§ Instruction
Write out the records below word for word, please.
-- begin Source material --
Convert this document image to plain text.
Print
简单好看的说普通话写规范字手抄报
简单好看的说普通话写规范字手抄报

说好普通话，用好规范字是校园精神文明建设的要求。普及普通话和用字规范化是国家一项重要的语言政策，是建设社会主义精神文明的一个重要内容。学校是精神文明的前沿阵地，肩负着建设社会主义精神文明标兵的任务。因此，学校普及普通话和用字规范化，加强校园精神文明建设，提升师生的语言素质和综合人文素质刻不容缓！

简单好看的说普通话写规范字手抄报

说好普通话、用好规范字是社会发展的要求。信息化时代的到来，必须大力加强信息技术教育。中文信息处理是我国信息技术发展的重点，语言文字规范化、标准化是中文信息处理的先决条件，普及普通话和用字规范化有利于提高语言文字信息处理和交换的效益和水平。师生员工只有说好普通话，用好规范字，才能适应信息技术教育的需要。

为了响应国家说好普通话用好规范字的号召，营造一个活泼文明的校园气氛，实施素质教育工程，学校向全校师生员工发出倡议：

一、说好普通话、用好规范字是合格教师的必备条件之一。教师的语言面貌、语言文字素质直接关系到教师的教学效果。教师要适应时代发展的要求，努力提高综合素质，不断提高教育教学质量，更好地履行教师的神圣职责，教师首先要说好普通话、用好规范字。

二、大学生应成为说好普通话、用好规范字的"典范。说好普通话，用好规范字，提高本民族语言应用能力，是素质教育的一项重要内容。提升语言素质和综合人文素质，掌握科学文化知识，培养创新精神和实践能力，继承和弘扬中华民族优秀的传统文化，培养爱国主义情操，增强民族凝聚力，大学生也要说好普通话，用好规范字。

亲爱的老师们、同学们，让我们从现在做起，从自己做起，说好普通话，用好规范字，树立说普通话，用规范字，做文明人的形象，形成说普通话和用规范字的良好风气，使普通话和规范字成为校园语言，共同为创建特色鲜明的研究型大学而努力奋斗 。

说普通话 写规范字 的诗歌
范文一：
-- end Source material --
§ Solution below
Convert this document image to plain text.
Print
简单好看的说普通话写规范字手抄报
简单好看的说普通话写规范字手抄报

说好普通话，用好规范字是校园精神文明建设的要求。普及普通话和用字规范化是国家一项重要的语言政策，是建设社会主义精神文明的一个重要内容。学校是精神文明的前沿阵地，肩负着建设社会主义精神文明标兵的任务。因此，学校普及普通话和用字规范化，加强校园精神文明建设，提升师生的语言素质和综合人文素质刻不容缓！

简单好看的说普通话写规范字手抄报

说好普通话、用好规范字是社会发展的要求。信息化时代的到来，必须大力加强信息技术教育。中文信息处理是我国信息技术发展的重点，语言文字规范化、标准化是中文信息处理的先决条件，普及普通话和用字规范化有利于提高语言文字信息处理和交换的效益和水平。师生员工只有说好普通话，用好规范字，才能适应信息技术教育的需要。

为了响应国家说好普通话用好规范字的号召，营造一个活泼文明的校园气氛，实施素质教育工程，学校向全校师生员工发出倡议：

一、说好普通话、用好规范字是合格教师的必备条件之一。教师的语言面貌、语言文字素质直接关系到教师的教学效果。教师要适应时代发展的要求，努力提高综合素质，不断提高教育教学质量，更好地履行教师的神圣职责，教师首先要说好普通话、用好规范字。

二、大学生应成为说好普通话、用好规范字的"典范。说好普通话，用好规范字，提高本民族语言应用能力，是素质教育的一项重要内容。提升语言素质和综合人文素质，掌握科学文化知识，培养创新精神和实践能力，继承和弘扬中华民族优秀的传统文化，培养爱国主义情操，增强民族凝聚力，大学生也要说好普通话，用好规范字。

亲爱的老师们、同学们，让我们从现在做起，从自己做起，说好普通话，用好规范字，树立说普通话，用规范字，做文明人的形象，形成说普通话和用规范字的良好风气，使普通话和规范字成为校园语言，共同为创建特色鲜明的研究型大学而努力奋斗 。

说普通话 写规范字 的诗歌
范文一：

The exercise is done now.